## Directions for this task
Count every line in the entries that contains "individu". Report that count alone.

[Transcribed document page entries]
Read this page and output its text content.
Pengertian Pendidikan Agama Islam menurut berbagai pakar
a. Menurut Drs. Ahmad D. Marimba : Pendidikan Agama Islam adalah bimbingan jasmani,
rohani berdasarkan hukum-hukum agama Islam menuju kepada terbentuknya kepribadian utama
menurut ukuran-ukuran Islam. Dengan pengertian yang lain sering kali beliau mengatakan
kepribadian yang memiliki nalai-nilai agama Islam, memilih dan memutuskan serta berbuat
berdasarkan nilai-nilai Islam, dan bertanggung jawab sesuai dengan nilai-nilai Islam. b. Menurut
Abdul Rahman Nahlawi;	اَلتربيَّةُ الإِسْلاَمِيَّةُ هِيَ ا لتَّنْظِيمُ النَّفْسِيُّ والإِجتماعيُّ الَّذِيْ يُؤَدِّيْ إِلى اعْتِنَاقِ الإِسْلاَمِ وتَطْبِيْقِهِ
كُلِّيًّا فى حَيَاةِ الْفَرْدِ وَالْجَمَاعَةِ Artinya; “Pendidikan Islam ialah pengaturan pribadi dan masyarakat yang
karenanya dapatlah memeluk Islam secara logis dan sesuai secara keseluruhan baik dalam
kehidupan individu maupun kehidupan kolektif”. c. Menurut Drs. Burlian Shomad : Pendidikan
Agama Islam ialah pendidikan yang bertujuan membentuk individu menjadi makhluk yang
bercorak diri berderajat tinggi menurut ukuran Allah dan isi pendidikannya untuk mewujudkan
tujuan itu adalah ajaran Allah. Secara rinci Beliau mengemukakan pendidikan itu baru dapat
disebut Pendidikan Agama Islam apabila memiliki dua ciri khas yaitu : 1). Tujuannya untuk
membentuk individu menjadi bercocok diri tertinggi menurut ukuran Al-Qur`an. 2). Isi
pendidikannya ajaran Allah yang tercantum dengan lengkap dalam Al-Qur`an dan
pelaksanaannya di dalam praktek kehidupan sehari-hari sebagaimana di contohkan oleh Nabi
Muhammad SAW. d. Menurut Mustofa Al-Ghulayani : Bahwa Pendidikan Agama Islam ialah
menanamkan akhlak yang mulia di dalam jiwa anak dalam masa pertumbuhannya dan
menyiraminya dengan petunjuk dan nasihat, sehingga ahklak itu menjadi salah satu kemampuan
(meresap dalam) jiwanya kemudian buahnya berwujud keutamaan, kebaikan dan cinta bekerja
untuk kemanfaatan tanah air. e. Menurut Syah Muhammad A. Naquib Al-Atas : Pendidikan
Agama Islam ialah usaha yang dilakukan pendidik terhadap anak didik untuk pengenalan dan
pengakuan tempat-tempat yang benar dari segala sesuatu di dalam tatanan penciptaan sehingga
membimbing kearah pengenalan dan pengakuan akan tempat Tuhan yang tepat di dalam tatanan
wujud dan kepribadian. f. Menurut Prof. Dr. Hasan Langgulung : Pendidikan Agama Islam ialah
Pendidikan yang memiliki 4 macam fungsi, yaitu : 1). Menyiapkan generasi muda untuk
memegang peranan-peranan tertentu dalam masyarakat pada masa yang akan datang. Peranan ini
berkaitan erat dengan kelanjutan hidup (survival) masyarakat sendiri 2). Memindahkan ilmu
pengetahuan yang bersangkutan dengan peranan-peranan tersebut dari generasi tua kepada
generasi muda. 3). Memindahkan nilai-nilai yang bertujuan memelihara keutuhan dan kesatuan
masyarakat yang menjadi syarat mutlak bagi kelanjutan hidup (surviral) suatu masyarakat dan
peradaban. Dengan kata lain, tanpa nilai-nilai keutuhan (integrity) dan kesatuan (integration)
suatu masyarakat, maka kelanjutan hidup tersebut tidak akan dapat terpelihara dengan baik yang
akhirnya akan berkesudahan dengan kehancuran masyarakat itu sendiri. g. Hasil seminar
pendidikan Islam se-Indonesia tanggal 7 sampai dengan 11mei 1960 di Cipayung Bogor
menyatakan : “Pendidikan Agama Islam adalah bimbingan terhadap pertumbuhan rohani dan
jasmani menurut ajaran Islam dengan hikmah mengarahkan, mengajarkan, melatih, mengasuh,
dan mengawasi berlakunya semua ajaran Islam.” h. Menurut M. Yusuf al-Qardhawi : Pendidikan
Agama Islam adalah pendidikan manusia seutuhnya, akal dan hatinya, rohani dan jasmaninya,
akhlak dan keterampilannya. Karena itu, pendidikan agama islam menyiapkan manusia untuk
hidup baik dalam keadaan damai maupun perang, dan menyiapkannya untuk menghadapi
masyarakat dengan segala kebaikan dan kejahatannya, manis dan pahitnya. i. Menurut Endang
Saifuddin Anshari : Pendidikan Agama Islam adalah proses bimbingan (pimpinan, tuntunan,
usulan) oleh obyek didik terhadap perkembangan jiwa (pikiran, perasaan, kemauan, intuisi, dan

## Exercise result
3